Top of DATASET
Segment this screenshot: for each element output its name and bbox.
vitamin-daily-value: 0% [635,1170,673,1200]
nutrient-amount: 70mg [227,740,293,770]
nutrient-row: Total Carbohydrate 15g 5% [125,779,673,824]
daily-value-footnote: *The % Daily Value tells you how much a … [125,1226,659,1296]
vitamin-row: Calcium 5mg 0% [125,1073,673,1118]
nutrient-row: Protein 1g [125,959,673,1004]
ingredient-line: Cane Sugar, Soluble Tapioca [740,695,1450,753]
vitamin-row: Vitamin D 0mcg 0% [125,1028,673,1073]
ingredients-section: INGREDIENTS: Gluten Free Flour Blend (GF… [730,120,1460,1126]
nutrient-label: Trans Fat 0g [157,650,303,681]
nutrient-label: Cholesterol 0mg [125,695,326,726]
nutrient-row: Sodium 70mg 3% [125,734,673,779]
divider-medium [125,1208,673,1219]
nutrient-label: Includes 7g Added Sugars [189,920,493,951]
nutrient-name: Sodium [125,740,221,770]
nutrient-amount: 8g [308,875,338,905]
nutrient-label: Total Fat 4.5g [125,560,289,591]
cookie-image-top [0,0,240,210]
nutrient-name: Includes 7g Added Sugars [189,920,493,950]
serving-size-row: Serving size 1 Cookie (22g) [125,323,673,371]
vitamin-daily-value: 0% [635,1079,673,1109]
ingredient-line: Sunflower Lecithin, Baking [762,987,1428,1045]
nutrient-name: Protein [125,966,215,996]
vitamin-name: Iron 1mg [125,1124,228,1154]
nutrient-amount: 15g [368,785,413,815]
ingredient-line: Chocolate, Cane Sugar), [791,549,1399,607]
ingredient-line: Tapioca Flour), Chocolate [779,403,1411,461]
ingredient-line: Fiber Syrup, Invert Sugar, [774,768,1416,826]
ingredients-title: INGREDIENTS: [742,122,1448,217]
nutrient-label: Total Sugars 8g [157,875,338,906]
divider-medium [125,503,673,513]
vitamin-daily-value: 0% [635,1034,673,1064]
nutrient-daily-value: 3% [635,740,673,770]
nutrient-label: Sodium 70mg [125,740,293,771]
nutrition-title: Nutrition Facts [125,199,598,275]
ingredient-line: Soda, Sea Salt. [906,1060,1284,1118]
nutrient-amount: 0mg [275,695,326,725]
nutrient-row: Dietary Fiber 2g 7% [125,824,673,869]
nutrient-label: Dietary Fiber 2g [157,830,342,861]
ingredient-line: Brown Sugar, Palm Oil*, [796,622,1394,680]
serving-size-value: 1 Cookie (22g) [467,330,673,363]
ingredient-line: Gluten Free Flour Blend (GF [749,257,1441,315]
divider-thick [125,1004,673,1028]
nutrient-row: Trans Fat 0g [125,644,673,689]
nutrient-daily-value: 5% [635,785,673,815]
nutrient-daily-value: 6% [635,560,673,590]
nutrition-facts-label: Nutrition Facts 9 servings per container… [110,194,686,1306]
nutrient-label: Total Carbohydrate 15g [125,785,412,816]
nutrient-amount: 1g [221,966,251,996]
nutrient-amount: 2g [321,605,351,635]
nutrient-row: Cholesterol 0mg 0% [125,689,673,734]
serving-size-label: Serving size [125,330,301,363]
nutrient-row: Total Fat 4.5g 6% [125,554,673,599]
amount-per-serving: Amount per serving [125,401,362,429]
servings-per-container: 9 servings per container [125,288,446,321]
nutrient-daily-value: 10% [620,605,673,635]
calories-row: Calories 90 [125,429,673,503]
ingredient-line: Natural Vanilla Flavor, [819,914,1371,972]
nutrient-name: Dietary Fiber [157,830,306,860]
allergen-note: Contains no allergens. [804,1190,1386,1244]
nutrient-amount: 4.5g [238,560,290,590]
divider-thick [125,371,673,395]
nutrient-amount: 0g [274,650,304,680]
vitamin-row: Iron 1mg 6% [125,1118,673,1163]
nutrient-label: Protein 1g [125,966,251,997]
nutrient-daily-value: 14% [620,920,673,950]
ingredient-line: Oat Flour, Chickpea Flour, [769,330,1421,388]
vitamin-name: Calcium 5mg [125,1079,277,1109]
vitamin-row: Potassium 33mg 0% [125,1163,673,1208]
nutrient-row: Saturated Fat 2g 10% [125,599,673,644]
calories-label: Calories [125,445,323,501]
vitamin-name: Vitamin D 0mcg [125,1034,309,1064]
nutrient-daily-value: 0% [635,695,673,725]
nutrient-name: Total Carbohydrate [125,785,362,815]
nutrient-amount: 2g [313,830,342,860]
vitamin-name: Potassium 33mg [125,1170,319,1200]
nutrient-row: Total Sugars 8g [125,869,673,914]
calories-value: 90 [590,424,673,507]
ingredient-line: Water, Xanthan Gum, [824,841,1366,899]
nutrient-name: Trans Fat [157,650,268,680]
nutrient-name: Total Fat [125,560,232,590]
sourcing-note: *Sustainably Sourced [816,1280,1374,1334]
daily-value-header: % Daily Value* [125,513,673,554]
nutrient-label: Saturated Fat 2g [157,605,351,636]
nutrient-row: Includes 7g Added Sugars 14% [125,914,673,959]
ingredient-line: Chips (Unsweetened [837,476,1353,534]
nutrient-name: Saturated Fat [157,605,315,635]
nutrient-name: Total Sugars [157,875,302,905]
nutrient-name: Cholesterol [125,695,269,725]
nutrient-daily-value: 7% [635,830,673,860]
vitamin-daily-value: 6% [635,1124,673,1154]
Bottom of DATASET
EXERCISE GOAL:
Which lines in the material contain the word "Dietary"? Pull each of them out.

RESULT:
nutrient-row: Dietary Fiber 2g 7% [125,824,673,869]
nutrient-label: Dietary Fiber 2g [157,830,342,861]
nutrient-name: Dietary Fiber [157,830,306,860]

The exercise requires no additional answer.